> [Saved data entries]
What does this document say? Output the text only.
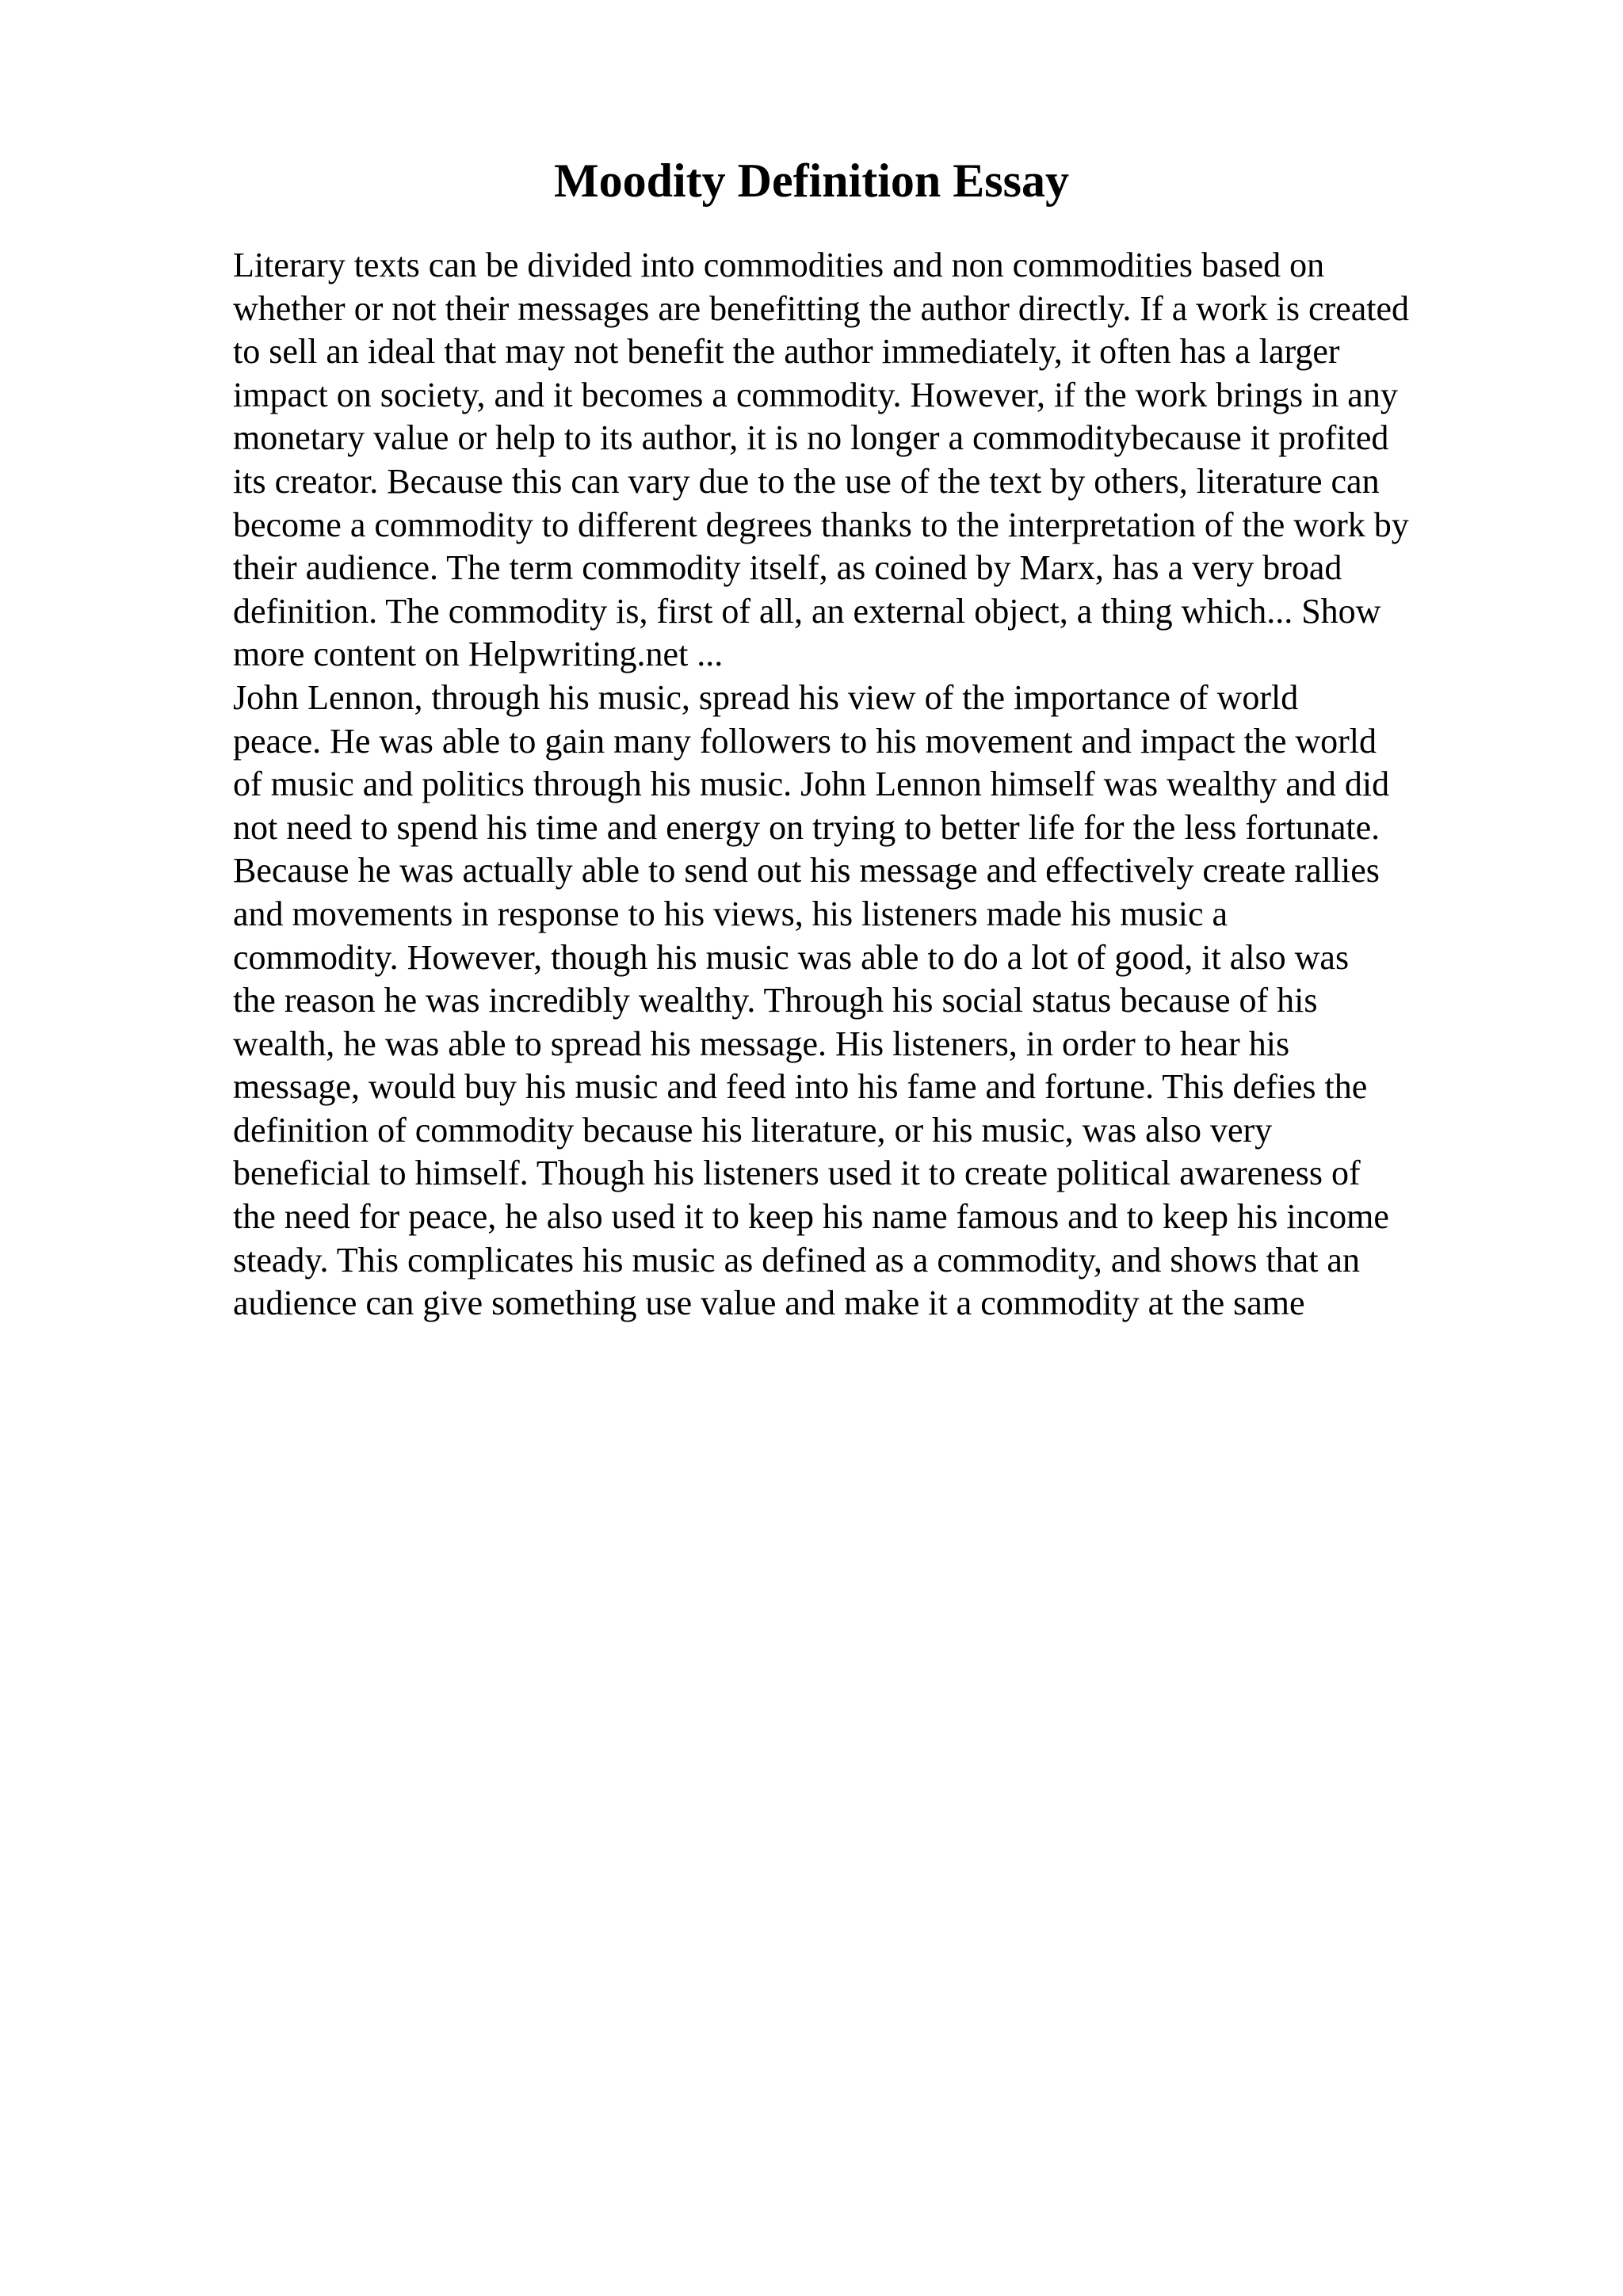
Moodity Definition Essay
Literary texts can be divided into commodities and non commodities based on
whether or not their messages are benefitting the author directly. If a work is created
to sell an ideal that may not benefit the author immediately, it often has a larger
impact on society, and it becomes a commodity. However, if the work brings in any
monetary value or help to its author, it is no longer a commoditybecause it profited
its creator. Because this can vary due to the use of the text by others, literature can
become a commodity to different degrees thanks to the interpretation of the work by
their audience. The term commodity itself, as coined by Marx, has a very broad
definition. The commodity is, first of all, an external object, a thing which... Show
more content on Helpwriting.net ...
John Lennon, through his music, spread his view of the importance of world
peace. He was able to gain many followers to his movement and impact the world
of music and politics through his music. John Lennon himself was wealthy and did
not need to spend his time and energy on trying to better life for the less fortunate.
Because he was actually able to send out his message and effectively create rallies
and movements in response to his views, his listeners made his music a
commodity. However, though his music was able to do a lot of good, it also was
the reason he was incredibly wealthy. Through his social status because of his
wealth, he was able to spread his message. His listeners, in order to hear his
message, would buy his music and feed into his fame and fortune. This defies the
definition of commodity because his literature, or his music, was also very
beneficial to himself. Though his listeners used it to create political awareness of
the need for peace, he also used it to keep his name famous and to keep his income
steady. This complicates his music as defined as a commodity, and shows that an
audience can give something use value and make it a commodity at the same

> [Exercise directions]
Leave the images out, please, and restate each line word for word.

> [Full response]
What does this document say? Output the text only.
Moodity Definition Essay
Literary texts can be divided into commodities and non commodities based on
whether or not their messages are benefitting the author directly. If a work is created
to sell an ideal that may not benefit the author immediately, it often has a larger
impact on society, and it becomes a commodity. However, if the work brings in any
monetary value or help to its author, it is no longer a commoditybecause it profited
its creator. Because this can vary due to the use of the text by others, literature can
become a commodity to different degrees thanks to the interpretation of the work by
their audience. The term commodity itself, as coined by Marx, has a very broad
definition. The commodity is, first of all, an external object, a thing which... Show
more content on Helpwriting.net ...
John Lennon, through his music, spread his view of the importance of world
peace. He was able to gain many followers to his movement and impact the world
of music and politics through his music. John Lennon himself was wealthy and did
not need to spend his time and energy on trying to better life for the less fortunate.
Because he was actually able to send out his message and effectively create rallies
and movements in response to his views, his listeners made his music a
commodity. However, though his music was able to do a lot of good, it also was
the reason he was incredibly wealthy. Through his social status because of his
wealth, he was able to spread his message. His listeners, in order to hear his
message, would buy his music and feed into his fame and fortune. This defies the
definition of commodity because his literature, or his music, was also very
beneficial to himself. Though his listeners used it to create political awareness of
the need for peace, he also used it to keep his name famous and to keep his income
steady. This complicates his music as defined as a commodity, and shows that an
audience can give something use value and make it a commodity at the same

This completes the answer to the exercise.